### [Task instructions]
According to the Icon645 download text, what license covers the dataset?

### [Provided text]
You can download Icon645 here or from Google Drive. Or run the command by:
cd data
wget https://iconqa2021.s3.us-west-1.amazonaws.com/icon645.zip
unzip icon645.zip
File structures for the Icon645 dataset:
icon645
| LICENCE.md
| metadata.json
└───colored_icons_final
|
└───acorn
| | image_id1.png
| | image_id2.png
| | ...
|
└───airplane
| | image_id3.png
| | ...
|
| ...
If the paper or the dataset inspires you, please cite us:
@inproceedings{lu2021iconqa,
title = {IconQA: A New Benchmark for Abstract Diagram Understanding and Visual Language Reasoning},
author = {Lu, Pan and Qiu, Liang and Chen, Jiaqi and Xia, Tony and Zhao, Yizhou and Zhang, Wei and Yu, Zhou and Liang, Xiaodan and Zhu, Song-Chun},
booktitle = {The 35th Conference on Neural Information Processing Systems (NeurIPS 2021) Track on Datasets and Benchmarks},
year = {2021}
}
Our dataset is licensed under a Creative Commons Attribution-NonCommercial-ShareAlike 4.0 International License.

Page segmentation data:
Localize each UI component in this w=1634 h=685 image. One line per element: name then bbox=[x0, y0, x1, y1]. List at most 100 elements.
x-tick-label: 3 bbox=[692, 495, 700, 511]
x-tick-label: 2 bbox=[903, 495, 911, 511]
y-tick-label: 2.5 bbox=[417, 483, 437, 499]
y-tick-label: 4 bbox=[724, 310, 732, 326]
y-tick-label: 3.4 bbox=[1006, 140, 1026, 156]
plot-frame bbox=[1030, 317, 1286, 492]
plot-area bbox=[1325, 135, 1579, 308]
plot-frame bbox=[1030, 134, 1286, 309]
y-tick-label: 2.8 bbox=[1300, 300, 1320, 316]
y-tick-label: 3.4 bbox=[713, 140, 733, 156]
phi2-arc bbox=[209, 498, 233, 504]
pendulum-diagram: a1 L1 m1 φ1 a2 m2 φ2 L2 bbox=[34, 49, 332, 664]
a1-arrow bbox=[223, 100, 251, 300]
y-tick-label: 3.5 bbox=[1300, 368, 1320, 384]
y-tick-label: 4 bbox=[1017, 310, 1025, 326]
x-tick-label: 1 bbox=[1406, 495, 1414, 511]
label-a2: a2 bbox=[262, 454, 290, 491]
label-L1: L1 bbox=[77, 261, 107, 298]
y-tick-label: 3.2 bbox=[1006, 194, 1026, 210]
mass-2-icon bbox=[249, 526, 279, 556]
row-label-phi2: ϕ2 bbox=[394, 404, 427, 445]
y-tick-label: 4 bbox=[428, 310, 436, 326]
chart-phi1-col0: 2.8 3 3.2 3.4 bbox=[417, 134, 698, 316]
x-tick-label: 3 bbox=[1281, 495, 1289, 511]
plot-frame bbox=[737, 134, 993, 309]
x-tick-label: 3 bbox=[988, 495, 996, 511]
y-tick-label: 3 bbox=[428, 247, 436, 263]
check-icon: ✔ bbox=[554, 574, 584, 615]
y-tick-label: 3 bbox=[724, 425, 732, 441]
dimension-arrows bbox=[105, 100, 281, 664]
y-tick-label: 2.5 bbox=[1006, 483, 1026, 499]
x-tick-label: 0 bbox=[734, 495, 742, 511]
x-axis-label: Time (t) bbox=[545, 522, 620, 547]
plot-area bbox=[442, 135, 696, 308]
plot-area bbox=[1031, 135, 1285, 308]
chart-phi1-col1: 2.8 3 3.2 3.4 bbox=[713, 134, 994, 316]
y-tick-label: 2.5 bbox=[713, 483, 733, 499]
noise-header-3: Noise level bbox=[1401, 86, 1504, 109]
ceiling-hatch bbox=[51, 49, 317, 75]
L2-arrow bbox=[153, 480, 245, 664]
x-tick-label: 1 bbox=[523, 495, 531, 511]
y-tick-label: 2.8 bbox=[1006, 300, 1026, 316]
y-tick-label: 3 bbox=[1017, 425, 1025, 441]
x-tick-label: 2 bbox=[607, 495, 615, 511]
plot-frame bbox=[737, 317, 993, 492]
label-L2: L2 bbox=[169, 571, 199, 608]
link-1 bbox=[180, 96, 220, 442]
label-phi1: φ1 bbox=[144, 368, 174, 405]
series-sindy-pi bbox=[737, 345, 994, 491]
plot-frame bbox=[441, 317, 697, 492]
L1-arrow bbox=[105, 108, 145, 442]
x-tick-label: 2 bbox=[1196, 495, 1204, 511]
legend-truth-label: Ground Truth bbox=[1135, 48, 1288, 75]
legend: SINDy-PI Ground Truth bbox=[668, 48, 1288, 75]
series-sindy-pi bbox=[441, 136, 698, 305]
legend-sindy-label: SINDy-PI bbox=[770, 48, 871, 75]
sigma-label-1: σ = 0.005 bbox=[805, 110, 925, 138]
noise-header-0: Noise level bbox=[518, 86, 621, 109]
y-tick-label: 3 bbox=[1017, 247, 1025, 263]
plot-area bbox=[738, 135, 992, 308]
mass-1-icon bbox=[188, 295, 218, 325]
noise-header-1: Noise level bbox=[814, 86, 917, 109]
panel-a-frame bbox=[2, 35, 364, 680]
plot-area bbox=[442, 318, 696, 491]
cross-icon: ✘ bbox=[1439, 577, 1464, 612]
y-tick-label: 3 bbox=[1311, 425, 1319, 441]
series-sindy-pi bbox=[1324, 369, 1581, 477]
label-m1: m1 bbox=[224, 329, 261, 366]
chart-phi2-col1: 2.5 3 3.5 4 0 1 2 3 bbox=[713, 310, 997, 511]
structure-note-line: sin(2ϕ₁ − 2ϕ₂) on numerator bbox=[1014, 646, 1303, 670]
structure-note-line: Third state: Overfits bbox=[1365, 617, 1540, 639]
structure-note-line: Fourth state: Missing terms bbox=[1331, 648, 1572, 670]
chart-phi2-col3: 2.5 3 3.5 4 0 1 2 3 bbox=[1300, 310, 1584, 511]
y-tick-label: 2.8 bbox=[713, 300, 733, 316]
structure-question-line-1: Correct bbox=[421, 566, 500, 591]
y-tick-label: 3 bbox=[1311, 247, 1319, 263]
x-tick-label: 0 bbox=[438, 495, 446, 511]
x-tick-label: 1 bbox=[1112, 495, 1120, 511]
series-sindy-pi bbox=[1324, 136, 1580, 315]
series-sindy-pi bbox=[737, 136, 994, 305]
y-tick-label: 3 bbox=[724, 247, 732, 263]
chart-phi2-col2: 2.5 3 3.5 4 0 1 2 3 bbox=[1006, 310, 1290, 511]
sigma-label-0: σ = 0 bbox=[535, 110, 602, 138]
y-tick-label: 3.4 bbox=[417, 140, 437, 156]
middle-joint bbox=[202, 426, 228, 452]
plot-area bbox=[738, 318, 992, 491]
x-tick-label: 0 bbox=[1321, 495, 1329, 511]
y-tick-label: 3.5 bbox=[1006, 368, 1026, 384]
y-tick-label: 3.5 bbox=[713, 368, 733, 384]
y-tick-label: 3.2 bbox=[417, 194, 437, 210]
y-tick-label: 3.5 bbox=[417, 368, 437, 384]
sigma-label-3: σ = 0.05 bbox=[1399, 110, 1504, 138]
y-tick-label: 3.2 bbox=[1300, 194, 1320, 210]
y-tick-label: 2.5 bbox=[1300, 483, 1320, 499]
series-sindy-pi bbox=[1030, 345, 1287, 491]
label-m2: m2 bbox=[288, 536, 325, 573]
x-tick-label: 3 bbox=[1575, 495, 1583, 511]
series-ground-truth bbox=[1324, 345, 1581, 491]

### [Written solution]
A Creative Commons Attribution-NonCommercial-ShareAlike 4.0 International License.